Determine how many lines contain the string "JSON". Reply with that figure and nothing else.
** begin **
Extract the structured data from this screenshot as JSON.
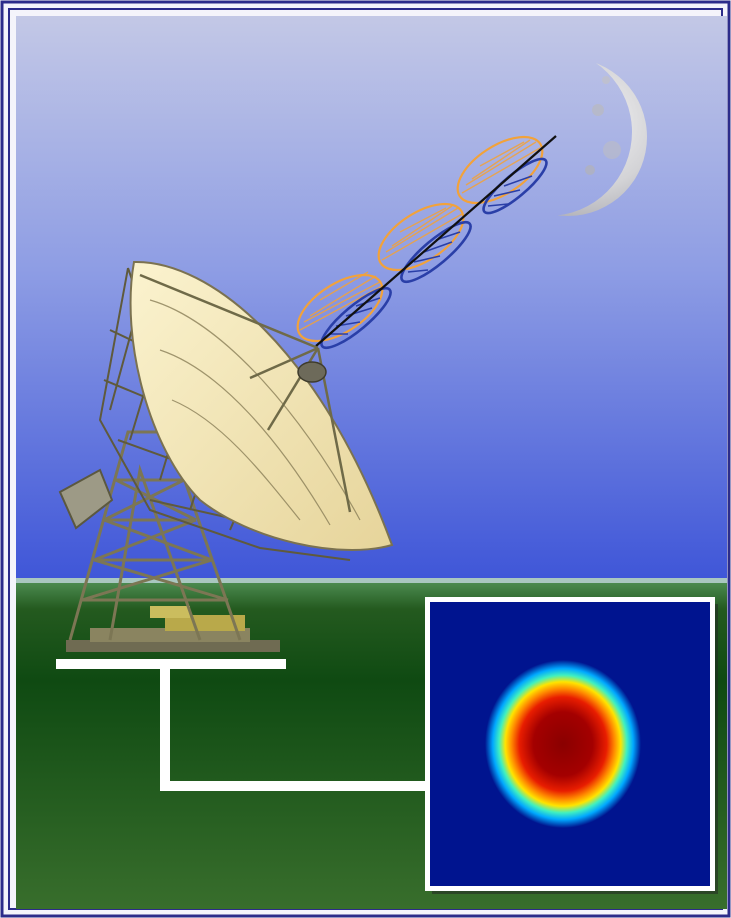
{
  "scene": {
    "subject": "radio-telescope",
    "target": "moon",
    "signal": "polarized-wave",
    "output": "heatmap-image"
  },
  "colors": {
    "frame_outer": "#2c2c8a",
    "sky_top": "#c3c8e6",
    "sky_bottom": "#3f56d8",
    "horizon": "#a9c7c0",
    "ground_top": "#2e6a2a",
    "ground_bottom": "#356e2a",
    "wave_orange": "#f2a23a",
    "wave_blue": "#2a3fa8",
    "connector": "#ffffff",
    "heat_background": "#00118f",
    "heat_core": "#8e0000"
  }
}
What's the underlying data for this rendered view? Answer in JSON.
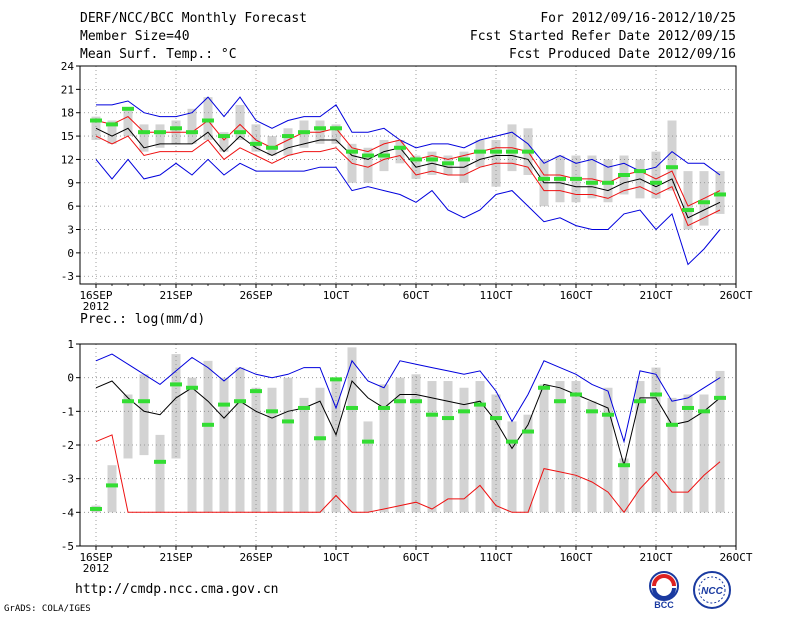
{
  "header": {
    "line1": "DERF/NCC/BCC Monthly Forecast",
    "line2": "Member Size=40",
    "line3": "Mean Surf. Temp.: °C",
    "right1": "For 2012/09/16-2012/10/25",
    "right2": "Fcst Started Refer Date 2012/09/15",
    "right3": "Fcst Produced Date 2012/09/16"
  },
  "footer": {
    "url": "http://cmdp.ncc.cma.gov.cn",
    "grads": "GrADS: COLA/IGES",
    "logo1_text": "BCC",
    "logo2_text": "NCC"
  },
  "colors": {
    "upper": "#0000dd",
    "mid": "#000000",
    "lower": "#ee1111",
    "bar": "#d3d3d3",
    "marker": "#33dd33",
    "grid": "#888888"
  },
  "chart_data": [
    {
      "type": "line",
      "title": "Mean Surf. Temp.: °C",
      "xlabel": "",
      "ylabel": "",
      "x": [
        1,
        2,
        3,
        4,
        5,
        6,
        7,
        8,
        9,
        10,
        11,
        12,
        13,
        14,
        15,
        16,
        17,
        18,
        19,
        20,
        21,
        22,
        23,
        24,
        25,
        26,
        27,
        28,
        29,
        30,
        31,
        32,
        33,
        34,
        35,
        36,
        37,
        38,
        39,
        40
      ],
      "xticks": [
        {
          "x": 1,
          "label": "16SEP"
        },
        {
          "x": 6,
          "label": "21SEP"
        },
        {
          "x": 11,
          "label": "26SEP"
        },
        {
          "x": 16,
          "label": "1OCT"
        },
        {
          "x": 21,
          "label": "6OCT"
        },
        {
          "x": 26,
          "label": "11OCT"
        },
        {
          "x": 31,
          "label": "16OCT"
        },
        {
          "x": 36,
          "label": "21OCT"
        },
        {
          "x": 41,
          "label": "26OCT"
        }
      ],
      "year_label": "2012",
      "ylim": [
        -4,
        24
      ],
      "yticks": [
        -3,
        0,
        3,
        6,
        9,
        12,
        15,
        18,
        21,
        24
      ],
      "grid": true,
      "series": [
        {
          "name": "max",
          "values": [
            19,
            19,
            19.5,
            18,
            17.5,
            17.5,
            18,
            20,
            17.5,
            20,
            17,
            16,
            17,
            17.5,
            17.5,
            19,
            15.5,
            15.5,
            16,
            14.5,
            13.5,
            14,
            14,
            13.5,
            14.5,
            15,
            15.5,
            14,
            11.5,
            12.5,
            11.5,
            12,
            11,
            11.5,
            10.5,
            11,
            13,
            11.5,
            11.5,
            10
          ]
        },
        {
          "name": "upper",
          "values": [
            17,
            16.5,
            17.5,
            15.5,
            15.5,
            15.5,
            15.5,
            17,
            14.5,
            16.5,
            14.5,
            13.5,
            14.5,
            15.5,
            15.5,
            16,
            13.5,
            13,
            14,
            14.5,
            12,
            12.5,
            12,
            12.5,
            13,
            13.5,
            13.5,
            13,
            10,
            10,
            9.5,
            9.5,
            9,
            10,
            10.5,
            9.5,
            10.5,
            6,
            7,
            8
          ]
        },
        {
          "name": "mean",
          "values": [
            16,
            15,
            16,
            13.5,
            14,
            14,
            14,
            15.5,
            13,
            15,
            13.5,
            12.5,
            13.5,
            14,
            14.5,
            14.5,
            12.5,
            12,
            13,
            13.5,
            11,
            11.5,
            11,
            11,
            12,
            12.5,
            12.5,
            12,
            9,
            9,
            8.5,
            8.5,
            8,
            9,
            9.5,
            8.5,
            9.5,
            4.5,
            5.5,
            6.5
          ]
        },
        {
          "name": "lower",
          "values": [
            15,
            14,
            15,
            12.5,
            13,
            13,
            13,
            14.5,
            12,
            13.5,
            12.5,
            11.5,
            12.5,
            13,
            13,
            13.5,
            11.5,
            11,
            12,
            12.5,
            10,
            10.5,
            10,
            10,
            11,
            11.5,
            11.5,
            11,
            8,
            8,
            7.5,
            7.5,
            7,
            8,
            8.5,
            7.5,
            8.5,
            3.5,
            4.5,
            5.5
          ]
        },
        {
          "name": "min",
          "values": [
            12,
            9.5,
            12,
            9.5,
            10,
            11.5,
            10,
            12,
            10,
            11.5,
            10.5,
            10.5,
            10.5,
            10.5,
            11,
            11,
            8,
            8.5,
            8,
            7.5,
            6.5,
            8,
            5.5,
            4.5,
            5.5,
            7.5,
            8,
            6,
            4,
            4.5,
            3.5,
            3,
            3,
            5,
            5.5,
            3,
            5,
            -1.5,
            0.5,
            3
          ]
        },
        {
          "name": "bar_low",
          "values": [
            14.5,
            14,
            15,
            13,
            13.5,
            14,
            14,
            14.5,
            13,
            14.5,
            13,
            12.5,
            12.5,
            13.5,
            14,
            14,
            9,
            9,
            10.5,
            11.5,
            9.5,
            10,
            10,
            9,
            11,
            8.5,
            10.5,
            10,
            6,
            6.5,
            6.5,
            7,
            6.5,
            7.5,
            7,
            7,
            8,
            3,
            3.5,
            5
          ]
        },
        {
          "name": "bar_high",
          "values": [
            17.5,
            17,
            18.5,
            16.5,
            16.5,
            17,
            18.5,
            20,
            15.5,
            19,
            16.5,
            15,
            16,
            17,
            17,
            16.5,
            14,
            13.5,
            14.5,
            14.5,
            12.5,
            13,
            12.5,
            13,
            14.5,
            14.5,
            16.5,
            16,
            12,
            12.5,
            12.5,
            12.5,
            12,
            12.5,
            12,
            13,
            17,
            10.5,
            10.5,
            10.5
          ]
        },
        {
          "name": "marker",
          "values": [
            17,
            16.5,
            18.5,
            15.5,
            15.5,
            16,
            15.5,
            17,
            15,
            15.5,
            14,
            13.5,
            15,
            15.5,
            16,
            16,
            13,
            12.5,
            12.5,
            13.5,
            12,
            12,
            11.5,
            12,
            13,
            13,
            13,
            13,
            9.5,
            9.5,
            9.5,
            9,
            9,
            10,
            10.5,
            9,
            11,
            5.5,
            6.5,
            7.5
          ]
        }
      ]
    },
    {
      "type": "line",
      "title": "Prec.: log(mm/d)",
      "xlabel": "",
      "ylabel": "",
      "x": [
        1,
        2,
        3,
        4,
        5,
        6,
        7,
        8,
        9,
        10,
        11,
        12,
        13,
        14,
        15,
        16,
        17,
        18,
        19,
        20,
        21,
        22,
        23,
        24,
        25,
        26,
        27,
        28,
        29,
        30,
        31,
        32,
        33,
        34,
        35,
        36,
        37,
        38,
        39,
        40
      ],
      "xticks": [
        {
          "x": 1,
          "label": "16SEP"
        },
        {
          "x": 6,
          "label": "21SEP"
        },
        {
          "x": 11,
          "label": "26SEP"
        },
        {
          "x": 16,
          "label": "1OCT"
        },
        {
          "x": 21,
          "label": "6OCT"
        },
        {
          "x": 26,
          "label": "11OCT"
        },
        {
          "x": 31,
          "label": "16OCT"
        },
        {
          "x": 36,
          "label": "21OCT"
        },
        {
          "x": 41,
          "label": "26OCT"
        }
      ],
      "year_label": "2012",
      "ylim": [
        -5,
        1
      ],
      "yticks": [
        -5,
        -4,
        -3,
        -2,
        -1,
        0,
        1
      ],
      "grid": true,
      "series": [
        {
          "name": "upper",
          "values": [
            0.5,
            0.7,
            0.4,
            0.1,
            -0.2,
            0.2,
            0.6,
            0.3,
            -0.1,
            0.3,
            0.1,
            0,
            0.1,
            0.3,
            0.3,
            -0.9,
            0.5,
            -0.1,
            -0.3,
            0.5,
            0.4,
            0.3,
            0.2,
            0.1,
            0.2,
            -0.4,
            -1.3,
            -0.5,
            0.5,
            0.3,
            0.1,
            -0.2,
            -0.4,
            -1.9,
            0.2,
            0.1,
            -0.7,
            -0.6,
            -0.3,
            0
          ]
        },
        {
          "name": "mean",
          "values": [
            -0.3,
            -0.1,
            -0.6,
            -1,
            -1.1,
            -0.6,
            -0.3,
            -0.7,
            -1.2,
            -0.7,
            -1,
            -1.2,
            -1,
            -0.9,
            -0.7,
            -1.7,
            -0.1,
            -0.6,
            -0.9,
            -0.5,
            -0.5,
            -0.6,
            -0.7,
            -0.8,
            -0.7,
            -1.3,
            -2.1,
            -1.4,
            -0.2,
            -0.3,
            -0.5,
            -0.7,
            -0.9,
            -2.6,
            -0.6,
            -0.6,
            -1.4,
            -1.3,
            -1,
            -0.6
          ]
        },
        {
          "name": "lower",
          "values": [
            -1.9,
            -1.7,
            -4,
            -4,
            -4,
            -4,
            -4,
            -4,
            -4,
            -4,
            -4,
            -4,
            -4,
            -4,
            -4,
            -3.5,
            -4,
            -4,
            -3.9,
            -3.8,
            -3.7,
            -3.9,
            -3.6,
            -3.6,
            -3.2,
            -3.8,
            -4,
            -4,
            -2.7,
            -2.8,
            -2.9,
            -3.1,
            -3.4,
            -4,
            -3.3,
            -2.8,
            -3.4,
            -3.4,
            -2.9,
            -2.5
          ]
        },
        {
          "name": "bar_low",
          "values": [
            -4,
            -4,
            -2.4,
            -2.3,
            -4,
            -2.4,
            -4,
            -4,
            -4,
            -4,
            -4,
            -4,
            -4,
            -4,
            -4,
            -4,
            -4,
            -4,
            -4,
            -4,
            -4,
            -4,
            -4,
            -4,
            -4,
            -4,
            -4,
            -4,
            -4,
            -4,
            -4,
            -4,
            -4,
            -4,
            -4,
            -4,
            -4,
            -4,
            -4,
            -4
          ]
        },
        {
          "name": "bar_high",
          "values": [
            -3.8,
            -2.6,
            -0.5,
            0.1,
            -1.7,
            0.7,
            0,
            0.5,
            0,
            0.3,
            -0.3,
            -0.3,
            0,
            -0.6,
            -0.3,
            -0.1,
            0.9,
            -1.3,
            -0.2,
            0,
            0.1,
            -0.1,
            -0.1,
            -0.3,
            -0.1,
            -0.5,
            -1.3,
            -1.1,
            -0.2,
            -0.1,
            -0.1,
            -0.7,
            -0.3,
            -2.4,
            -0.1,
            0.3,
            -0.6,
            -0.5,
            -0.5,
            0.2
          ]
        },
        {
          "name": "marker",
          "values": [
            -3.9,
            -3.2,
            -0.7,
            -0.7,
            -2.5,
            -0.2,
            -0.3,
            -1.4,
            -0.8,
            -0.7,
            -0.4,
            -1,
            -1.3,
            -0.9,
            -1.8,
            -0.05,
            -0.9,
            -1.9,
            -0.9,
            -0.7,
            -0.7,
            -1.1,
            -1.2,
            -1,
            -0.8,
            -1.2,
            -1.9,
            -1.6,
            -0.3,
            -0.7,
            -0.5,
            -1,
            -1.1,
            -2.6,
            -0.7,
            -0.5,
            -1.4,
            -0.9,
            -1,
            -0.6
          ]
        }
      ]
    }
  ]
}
** end **
▶ **FINAL ANSWER**: 2